> _Input for this task_:

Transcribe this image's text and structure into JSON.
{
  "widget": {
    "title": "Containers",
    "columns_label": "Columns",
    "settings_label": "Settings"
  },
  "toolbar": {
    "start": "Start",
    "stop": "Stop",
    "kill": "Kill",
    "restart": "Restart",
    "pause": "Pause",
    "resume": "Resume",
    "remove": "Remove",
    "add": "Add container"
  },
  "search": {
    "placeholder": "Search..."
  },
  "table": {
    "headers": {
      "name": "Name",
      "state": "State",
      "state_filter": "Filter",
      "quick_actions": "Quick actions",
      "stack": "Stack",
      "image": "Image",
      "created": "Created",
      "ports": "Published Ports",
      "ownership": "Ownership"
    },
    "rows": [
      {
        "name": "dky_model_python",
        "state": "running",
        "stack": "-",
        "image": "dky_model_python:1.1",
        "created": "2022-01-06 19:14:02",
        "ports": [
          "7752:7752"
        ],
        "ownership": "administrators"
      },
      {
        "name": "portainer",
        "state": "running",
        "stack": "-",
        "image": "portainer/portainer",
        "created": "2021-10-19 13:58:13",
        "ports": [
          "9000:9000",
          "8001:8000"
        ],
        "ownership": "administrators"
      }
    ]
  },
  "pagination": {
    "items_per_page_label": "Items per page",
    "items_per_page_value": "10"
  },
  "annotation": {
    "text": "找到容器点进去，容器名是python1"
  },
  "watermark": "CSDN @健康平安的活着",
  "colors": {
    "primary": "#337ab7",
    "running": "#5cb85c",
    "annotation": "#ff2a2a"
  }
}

...

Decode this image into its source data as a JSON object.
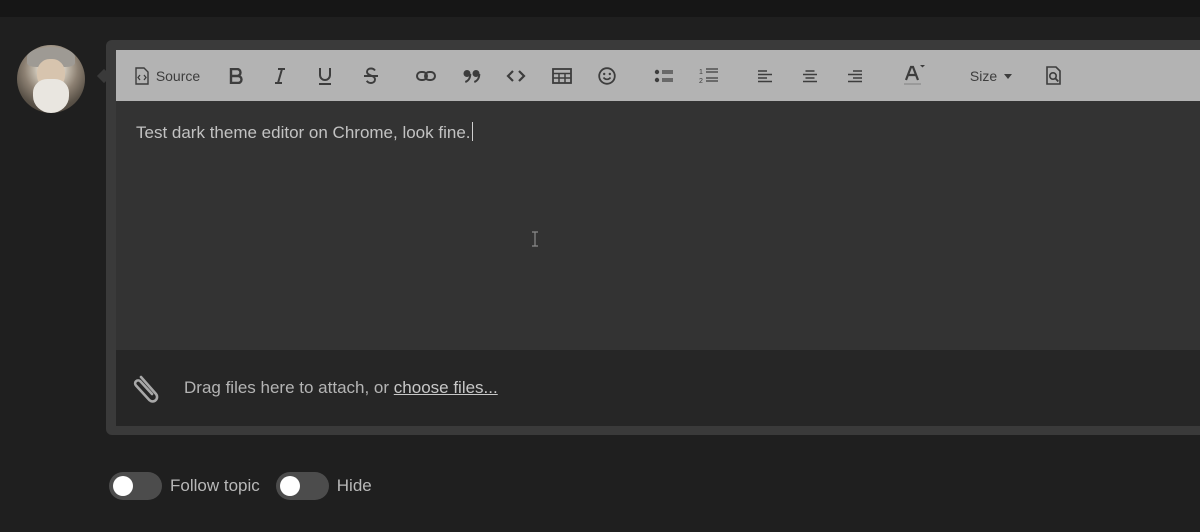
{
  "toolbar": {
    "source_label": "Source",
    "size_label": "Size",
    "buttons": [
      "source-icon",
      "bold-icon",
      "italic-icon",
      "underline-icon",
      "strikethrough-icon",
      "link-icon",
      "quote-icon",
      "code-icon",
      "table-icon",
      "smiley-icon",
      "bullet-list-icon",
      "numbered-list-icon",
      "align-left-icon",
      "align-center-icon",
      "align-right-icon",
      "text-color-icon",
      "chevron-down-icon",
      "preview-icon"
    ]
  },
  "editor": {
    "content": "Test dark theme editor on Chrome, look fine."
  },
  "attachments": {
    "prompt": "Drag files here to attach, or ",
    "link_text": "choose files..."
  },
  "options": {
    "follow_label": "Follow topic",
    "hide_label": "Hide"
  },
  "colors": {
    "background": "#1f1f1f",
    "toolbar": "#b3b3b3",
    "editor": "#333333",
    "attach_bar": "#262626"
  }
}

...

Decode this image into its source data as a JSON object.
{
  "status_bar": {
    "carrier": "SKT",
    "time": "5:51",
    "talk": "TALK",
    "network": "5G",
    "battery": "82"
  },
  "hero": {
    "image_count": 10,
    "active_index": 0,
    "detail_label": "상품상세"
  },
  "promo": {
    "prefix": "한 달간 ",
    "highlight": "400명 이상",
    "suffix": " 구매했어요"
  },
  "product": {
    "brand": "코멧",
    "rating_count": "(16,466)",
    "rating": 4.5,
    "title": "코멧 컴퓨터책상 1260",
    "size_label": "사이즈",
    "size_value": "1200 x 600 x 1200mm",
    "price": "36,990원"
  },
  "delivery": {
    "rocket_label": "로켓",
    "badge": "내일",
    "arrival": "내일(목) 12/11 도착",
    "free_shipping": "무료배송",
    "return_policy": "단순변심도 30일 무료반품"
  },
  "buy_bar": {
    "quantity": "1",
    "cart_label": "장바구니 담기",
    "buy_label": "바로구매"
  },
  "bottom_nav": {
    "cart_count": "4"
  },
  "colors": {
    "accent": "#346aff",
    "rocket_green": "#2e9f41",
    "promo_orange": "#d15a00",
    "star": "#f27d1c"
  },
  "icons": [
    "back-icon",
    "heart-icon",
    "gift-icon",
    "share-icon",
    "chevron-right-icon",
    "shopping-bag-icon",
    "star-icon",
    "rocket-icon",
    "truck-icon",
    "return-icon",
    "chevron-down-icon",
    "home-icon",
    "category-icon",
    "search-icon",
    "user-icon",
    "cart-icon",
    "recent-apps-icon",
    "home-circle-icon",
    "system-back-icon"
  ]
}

> _Given task_:
Return every line above that contains the word "align".

> _Correct answer_:
      "align-left-icon",
      "align-center-icon",
      "align-right-icon",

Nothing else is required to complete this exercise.